WRITTEN EXERCISE. Below is a block of records: output all of them exactly and leave out the pictures.

◇ ◇ ◇

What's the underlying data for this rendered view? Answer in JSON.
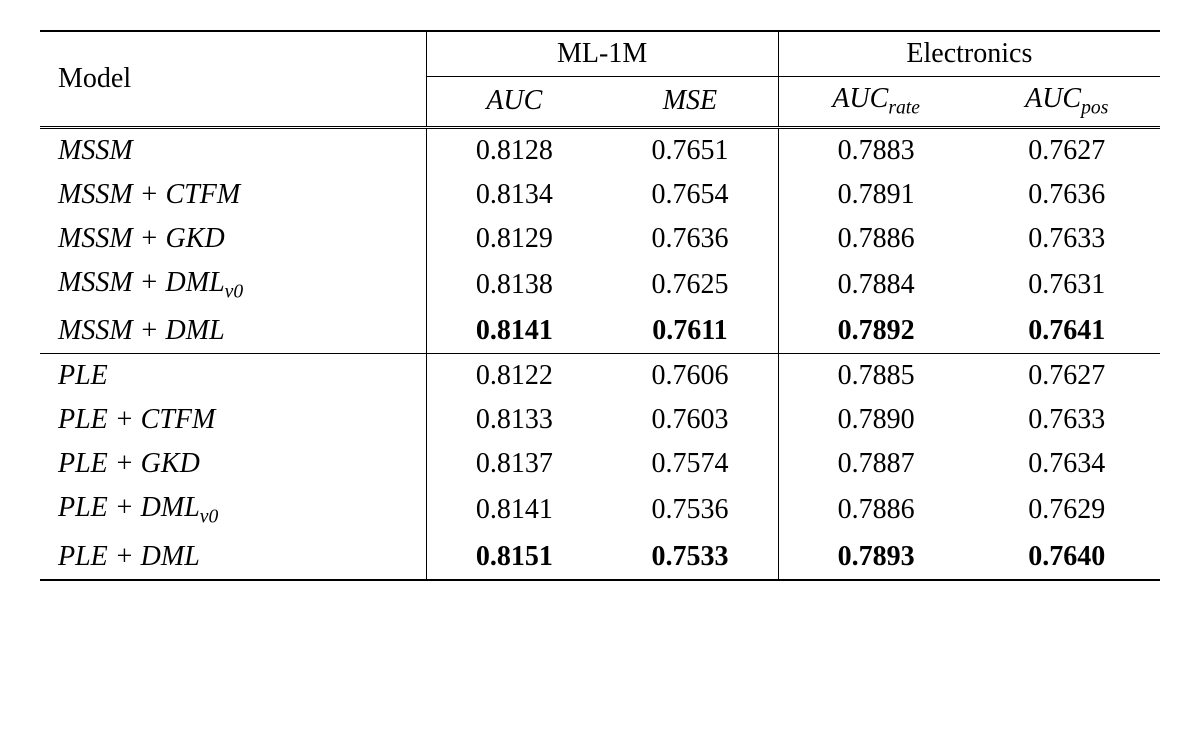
{
  "table": {
    "header": {
      "model_label": "Model",
      "group1": "ML-1M",
      "group2": "Electronics",
      "col1": "AUC",
      "col2": "MSE",
      "col3_main": "AUC",
      "col3_sub": "rate",
      "col4_main": "AUC",
      "col4_sub": "pos"
    },
    "rows": [
      {
        "model": "MSSM",
        "sub": "",
        "c1": "0.8128",
        "c2": "0.7651",
        "c3": "0.7883",
        "c4": "0.7627",
        "bold": false
      },
      {
        "model": "MSSM + CTFM",
        "sub": "",
        "c1": "0.8134",
        "c2": "0.7654",
        "c3": "0.7891",
        "c4": "0.7636",
        "bold": false
      },
      {
        "model": "MSSM + GKD",
        "sub": "",
        "c1": "0.8129",
        "c2": "0.7636",
        "c3": "0.7886",
        "c4": "0.7633",
        "bold": false
      },
      {
        "model": "MSSM + DML",
        "sub": "v0",
        "c1": "0.8138",
        "c2": "0.7625",
        "c3": "0.7884",
        "c4": "0.7631",
        "bold": false
      },
      {
        "model": "MSSM + DML",
        "sub": "",
        "c1": "0.8141",
        "c2": "0.7611",
        "c3": "0.7892",
        "c4": "0.7641",
        "bold": true
      },
      {
        "model": "PLE",
        "sub": "",
        "c1": "0.8122",
        "c2": "0.7606",
        "c3": "0.7885",
        "c4": "0.7627",
        "bold": false
      },
      {
        "model": "PLE + CTFM",
        "sub": "",
        "c1": "0.8133",
        "c2": "0.7603",
        "c3": "0.7890",
        "c4": "0.7633",
        "bold": false
      },
      {
        "model": "PLE + GKD",
        "sub": "",
        "c1": "0.8137",
        "c2": "0.7574",
        "c3": "0.7887",
        "c4": "0.7634",
        "bold": false
      },
      {
        "model": "PLE + DML",
        "sub": "v0",
        "c1": "0.8141",
        "c2": "0.7536",
        "c3": "0.7886",
        "c4": "0.7629",
        "bold": false
      },
      {
        "model": "PLE + DML",
        "sub": "",
        "c1": "0.8151",
        "c2": "0.7533",
        "c3": "0.7893",
        "c4": "0.7640",
        "bold": true
      }
    ],
    "section_break_after_index": 4,
    "colors": {
      "text": "#000000",
      "background": "#ffffff",
      "rule": "#000000"
    },
    "font": {
      "family": "Times New Roman",
      "base_size_pt": 28
    }
  }
}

◇ ◇ ◇

RESULT.
What's the underlying data for this rendered view? Answer in JSON.
{
  "table": {
    "header": {
      "model_label": "Model",
      "group1": "ML-1M",
      "group2": "Electronics",
      "col1": "AUC",
      "col2": "MSE",
      "col3_main": "AUC",
      "col3_sub": "rate",
      "col4_main": "AUC",
      "col4_sub": "pos"
    },
    "rows": [
      {
        "model": "MSSM",
        "sub": "",
        "c1": "0.8128",
        "c2": "0.7651",
        "c3": "0.7883",
        "c4": "0.7627",
        "bold": false
      },
      {
        "model": "MSSM + CTFM",
        "sub": "",
        "c1": "0.8134",
        "c2": "0.7654",
        "c3": "0.7891",
        "c4": "0.7636",
        "bold": false
      },
      {
        "model": "MSSM + GKD",
        "sub": "",
        "c1": "0.8129",
        "c2": "0.7636",
        "c3": "0.7886",
        "c4": "0.7633",
        "bold": false
      },
      {
        "model": "MSSM + DML",
        "sub": "v0",
        "c1": "0.8138",
        "c2": "0.7625",
        "c3": "0.7884",
        "c4": "0.7631",
        "bold": false
      },
      {
        "model": "MSSM + DML",
        "sub": "",
        "c1": "0.8141",
        "c2": "0.7611",
        "c3": "0.7892",
        "c4": "0.7641",
        "bold": true
      },
      {
        "model": "PLE",
        "sub": "",
        "c1": "0.8122",
        "c2": "0.7606",
        "c3": "0.7885",
        "c4": "0.7627",
        "bold": false
      },
      {
        "model": "PLE + CTFM",
        "sub": "",
        "c1": "0.8133",
        "c2": "0.7603",
        "c3": "0.7890",
        "c4": "0.7633",
        "bold": false
      },
      {
        "model": "PLE + GKD",
        "sub": "",
        "c1": "0.8137",
        "c2": "0.7574",
        "c3": "0.7887",
        "c4": "0.7634",
        "bold": false
      },
      {
        "model": "PLE + DML",
        "sub": "v0",
        "c1": "0.8141",
        "c2": "0.7536",
        "c3": "0.7886",
        "c4": "0.7629",
        "bold": false
      },
      {
        "model": "PLE + DML",
        "sub": "",
        "c1": "0.8151",
        "c2": "0.7533",
        "c3": "0.7893",
        "c4": "0.7640",
        "bold": true
      }
    ],
    "section_break_after_index": 4,
    "colors": {
      "text": "#000000",
      "background": "#ffffff",
      "rule": "#000000"
    },
    "font": {
      "family": "Times New Roman",
      "base_size_pt": 28
    }
  }
}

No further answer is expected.